#### Objective
Write out each line exactly as given. Leave the pictures out of your copy.

#### Stored rows
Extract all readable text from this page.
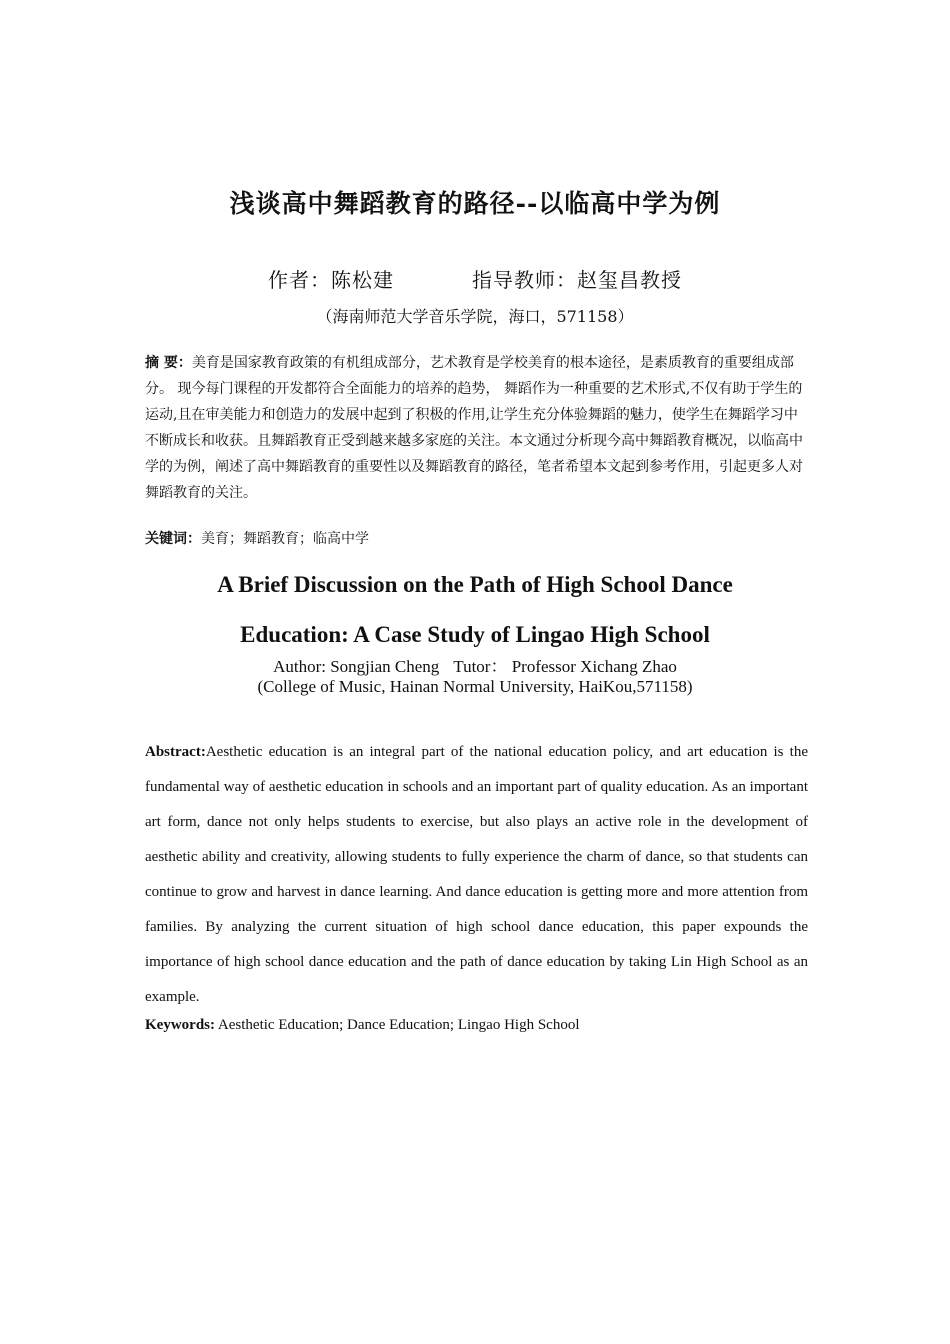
浅谈高中舞蹈教育的路径--以临高中学为例
作者：陈松建	指导教师：赵玺昌教授
（海南师范大学音乐学院，海口，571158）
摘 要：美育是国家教育政策的有机组成部分，艺术教育是学校美育的根本途径，是素质教育的重要组成部分。 现今每门课程的开发都符合全面能力的培养的趋势， 舞蹈作为一种重要的艺术形式,不仅有助于学生的运动,且在审美能力和创造力的发展中起到了积极的作用,让学生充分体验舞蹈的魅力，使学生在舞蹈学习中不断成长和收获。且舞蹈教育正受到越来越多家庭的关注。本文通过分析现今高中舞蹈教育概况，以临高中学的为例，阐述了高中舞蹈教育的重要性以及舞蹈教育的路径，笔者希望本文起到参考作用，引起更多人对舞蹈教育的关注。
关键词：美育；舞蹈教育；临高中学
A Brief Discussion on the Path of High School Dance
Education: A Case Study of Lingao High School
Author: Songjian Cheng Tutor： Professor Xichang Zhao
(College of Music, Hainan Normal University, HaiKou,571158)
Abstract:Aesthetic education is an integral part of the national education policy, and art education is the fundamental way of aesthetic education in schools and an important part of quality education. As an important art form, dance not only helps students to exercise, but also plays an active role in the development of aesthetic ability and creativity, allowing students to fully experience the charm of dance, so that students can continue to grow and harvest in dance learning. And dance education is getting more and more attention from families. By analyzing the current situation of high school dance education, this paper expounds the importance of high school dance education and the path of dance education by taking Lin High School as an example.
Keywords: Aesthetic Education; Dance Education; Lingao High School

#### Response to the task
Extract all readable text from this page.
浅谈高中舞蹈教育的路径--以临高中学为例
作者：陈松建	指导教师：赵玺昌教授
（海南师范大学音乐学院，海口，571158）
摘 要：美育是国家教育政策的有机组成部分，艺术教育是学校美育的根本途径，是素质教育的重要组成部分。 现今每门课程的开发都符合全面能力的培养的趋势， 舞蹈作为一种重要的艺术形式,不仅有助于学生的运动,且在审美能力和创造力的发展中起到了积极的作用,让学生充分体验舞蹈的魅力，使学生在舞蹈学习中不断成长和收获。且舞蹈教育正受到越来越多家庭的关注。本文通过分析现今高中舞蹈教育概况，以临高中学的为例，阐述了高中舞蹈教育的重要性以及舞蹈教育的路径，笔者希望本文起到参考作用，引起更多人对舞蹈教育的关注。
关键词：美育；舞蹈教育；临高中学
A Brief Discussion on the Path of High School Dance
Education: A Case Study of Lingao High School
Author: Songjian Cheng Tutor： Professor Xichang Zhao
(College of Music, Hainan Normal University, HaiKou,571158)
Abstract:Aesthetic education is an integral part of the national education policy, and art education is the fundamental way of aesthetic education in schools and an important part of quality education. As an important art form, dance not only helps students to exercise, but also plays an active role in the development of aesthetic ability and creativity, allowing students to fully experience the charm of dance, so that students can continue to grow and harvest in dance learning. And dance education is getting more and more attention from families. By analyzing the current situation of high school dance education, this paper expounds the importance of high school dance education and the path of dance education by taking Lin High School as an example.
Keywords: Aesthetic Education; Dance Education; Lingao High School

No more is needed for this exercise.